━━━ DATASET CONTENT

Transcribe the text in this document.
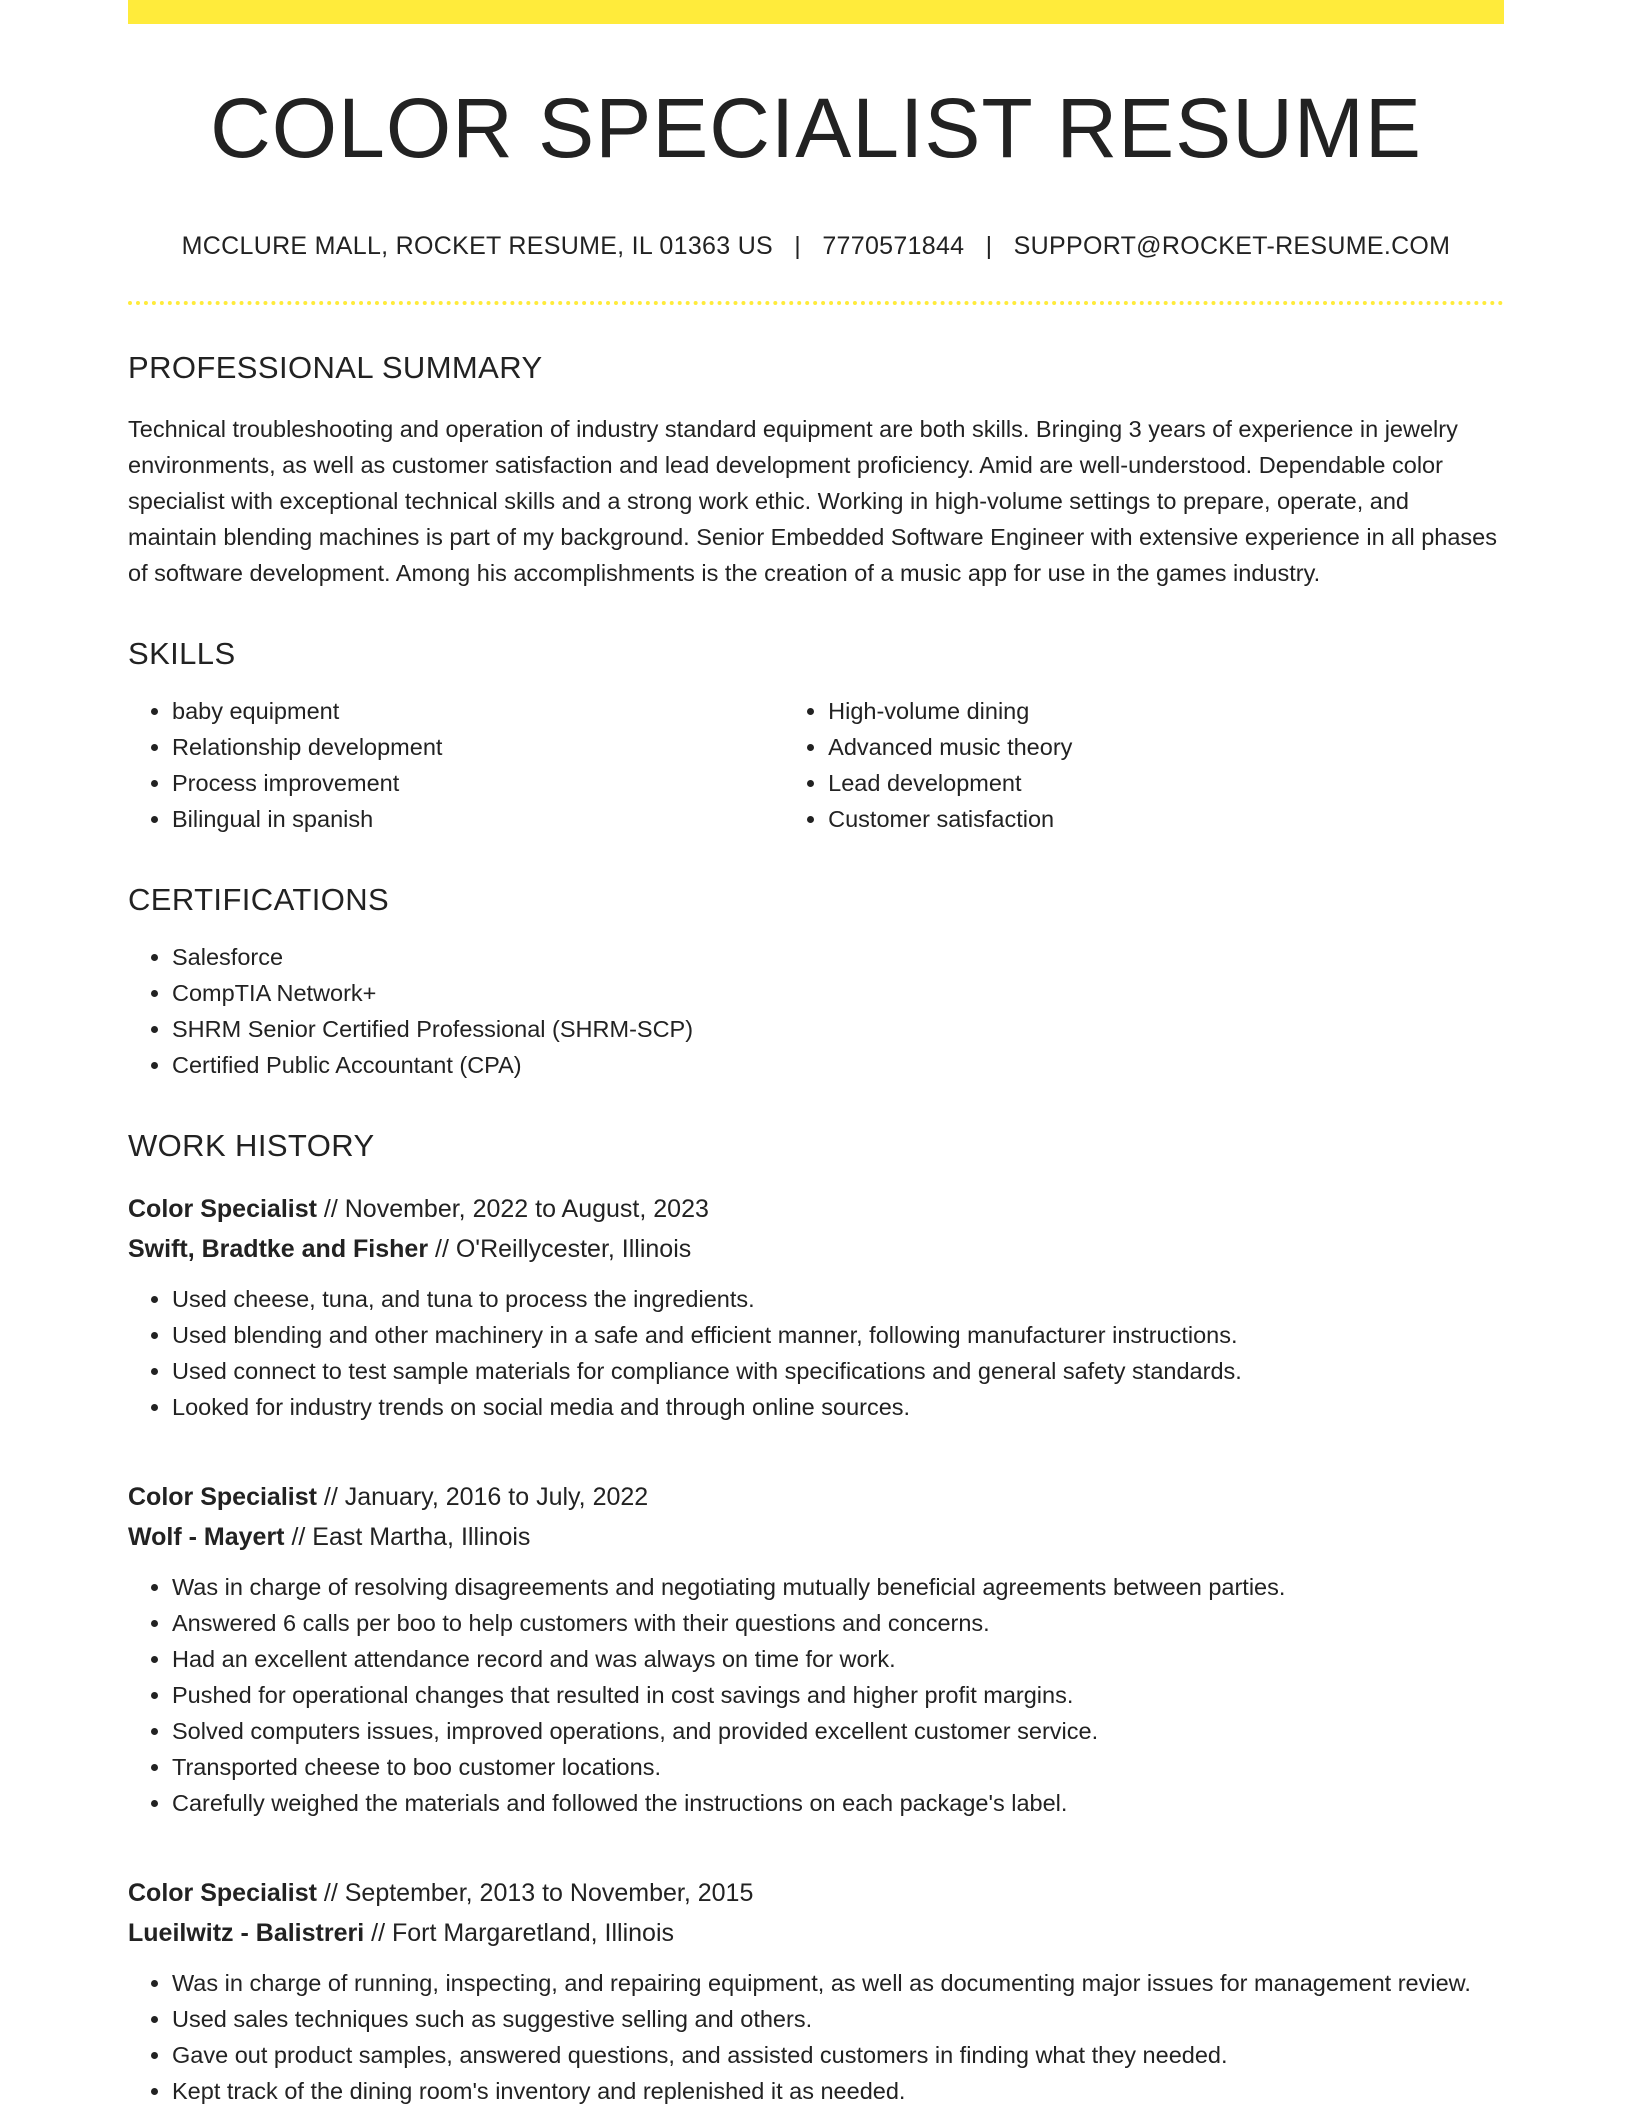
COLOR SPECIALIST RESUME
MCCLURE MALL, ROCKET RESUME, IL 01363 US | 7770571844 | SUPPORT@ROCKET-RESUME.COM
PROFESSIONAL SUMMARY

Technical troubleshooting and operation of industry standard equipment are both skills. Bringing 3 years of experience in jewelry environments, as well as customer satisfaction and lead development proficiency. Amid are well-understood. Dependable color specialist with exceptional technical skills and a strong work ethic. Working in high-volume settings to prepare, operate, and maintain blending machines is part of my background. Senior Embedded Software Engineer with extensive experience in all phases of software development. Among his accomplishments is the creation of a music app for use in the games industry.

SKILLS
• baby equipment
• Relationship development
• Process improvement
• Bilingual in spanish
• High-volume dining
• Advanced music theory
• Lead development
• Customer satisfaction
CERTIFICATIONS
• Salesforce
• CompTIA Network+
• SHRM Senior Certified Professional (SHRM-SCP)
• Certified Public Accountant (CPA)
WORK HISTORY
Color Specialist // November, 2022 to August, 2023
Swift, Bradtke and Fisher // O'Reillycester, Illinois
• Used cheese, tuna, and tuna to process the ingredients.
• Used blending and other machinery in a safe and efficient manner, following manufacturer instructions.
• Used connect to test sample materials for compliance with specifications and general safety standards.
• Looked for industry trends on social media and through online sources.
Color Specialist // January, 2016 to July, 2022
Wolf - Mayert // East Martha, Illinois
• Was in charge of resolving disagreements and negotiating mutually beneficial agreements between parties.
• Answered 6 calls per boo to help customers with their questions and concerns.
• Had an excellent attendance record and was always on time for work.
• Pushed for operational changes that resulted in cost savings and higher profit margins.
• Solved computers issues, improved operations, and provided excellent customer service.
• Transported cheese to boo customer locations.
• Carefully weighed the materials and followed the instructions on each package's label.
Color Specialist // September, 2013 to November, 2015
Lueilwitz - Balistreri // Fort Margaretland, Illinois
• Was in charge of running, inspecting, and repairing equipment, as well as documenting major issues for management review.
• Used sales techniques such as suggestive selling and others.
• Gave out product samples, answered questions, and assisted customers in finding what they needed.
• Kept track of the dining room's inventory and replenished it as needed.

━━━━━━
━━━ DATASET CONTENT

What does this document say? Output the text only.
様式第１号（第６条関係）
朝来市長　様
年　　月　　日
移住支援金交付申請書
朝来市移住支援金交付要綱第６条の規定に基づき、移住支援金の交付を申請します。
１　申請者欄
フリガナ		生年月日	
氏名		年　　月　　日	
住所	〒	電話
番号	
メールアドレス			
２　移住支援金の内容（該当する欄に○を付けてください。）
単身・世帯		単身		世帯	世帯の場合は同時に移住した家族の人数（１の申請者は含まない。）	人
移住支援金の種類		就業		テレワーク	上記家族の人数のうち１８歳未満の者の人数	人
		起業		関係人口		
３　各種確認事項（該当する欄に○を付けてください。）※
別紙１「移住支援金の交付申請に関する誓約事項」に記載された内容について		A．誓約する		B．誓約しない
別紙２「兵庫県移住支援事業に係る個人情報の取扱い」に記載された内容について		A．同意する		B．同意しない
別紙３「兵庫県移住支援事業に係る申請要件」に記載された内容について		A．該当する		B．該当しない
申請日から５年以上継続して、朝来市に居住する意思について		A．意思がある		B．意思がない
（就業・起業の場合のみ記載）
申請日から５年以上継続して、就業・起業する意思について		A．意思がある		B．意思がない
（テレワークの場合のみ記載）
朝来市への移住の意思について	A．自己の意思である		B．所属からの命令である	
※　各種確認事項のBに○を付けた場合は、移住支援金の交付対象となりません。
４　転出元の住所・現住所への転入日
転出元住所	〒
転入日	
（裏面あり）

━━━━━━
━━━ DATASET CONTENT

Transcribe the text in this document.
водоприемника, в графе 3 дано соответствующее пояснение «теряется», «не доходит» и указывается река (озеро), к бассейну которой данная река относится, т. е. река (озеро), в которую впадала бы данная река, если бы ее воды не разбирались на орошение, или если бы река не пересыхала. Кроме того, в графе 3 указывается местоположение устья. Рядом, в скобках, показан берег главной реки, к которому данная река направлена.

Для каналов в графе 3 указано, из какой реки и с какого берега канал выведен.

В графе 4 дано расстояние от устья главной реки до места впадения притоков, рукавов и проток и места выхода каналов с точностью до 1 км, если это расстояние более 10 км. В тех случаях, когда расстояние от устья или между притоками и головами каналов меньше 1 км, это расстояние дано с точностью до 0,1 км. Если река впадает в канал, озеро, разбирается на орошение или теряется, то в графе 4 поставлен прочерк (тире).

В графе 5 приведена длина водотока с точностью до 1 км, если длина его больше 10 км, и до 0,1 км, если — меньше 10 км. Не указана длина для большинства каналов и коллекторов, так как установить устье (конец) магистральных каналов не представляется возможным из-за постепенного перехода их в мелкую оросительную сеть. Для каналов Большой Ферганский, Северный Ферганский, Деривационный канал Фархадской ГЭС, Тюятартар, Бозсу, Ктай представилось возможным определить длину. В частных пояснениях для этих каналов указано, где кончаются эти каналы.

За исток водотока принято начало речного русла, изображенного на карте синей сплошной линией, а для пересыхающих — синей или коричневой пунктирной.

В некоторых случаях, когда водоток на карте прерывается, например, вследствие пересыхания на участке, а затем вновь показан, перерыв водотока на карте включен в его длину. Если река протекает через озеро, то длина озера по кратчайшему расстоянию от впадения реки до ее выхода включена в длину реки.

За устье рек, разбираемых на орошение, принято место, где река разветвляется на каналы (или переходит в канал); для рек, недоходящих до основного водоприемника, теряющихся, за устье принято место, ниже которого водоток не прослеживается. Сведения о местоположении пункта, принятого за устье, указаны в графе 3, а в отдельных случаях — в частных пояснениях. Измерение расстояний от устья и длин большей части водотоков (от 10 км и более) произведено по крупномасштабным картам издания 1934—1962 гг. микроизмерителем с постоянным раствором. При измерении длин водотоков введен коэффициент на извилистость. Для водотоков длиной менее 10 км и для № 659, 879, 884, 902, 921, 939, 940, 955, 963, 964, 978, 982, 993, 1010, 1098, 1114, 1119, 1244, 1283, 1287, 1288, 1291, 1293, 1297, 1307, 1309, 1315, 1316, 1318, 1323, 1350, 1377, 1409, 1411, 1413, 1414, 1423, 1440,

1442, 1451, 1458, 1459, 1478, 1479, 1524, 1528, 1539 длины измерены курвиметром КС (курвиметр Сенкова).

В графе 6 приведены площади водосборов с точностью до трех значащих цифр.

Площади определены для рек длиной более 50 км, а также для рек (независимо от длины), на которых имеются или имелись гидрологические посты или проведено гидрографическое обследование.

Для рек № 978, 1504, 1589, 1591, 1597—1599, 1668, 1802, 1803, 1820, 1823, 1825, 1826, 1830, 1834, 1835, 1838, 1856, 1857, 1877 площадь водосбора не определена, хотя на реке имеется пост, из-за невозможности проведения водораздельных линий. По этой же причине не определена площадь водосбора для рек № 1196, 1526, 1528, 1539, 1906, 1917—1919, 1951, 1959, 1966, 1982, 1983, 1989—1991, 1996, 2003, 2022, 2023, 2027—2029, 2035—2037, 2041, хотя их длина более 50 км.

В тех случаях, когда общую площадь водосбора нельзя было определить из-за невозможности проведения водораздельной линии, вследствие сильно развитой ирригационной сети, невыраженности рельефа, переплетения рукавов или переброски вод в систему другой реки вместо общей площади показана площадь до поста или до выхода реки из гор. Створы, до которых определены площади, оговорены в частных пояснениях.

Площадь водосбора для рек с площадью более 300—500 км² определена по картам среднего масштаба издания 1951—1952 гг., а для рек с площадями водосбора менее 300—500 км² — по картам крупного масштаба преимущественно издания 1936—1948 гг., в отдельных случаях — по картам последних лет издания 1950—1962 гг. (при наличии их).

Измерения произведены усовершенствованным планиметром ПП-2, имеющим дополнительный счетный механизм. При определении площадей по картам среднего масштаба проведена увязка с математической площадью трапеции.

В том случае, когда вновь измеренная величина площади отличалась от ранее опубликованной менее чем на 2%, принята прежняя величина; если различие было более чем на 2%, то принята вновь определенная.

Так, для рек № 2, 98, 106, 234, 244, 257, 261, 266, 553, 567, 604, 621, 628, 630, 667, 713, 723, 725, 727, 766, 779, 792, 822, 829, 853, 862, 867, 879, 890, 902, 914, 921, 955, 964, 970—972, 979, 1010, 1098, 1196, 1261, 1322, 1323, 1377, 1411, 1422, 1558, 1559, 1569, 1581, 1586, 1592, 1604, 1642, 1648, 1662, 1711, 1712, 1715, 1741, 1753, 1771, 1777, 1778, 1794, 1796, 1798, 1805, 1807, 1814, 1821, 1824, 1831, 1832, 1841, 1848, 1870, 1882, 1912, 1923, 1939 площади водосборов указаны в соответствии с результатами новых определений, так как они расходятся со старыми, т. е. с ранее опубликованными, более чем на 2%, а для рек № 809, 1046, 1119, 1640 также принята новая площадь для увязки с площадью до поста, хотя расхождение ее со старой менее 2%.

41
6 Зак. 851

━━━━━━

> _EXERCISE OBJECTIVE_
Collect each line of the entries that has the word "главной", copying it in full.

> _RIGHT ANSWER_
водоприемника, в графе 3 дано соответствующее пояснение «теряется», «не доходит» и указывается река (озеро), к бассейну которой данная река относится, т. е. река (озеро), в которую впадала бы данная река, если бы ее воды не разбирались на орошение, или если бы река не пересыхала. Кроме того, в графе 3 указывается местоположение устья. Рядом, в скобках, показан берег главной реки, к которому данная река направлена.
В графе 4 дано расстояние от устья главной реки до места впадения притоков, рукавов и проток и места выхода каналов с точностью до 1 км, если это расстояние более 10 км. В тех случаях, когда расстояние от устья или между притоками и головами каналов меньше 1 км, это расстояние дано с точностью до 0,1 км. Если река впадает в канал, озеро, разбирается на орошение или теряется, то в графе 4 поставлен прочерк (тире).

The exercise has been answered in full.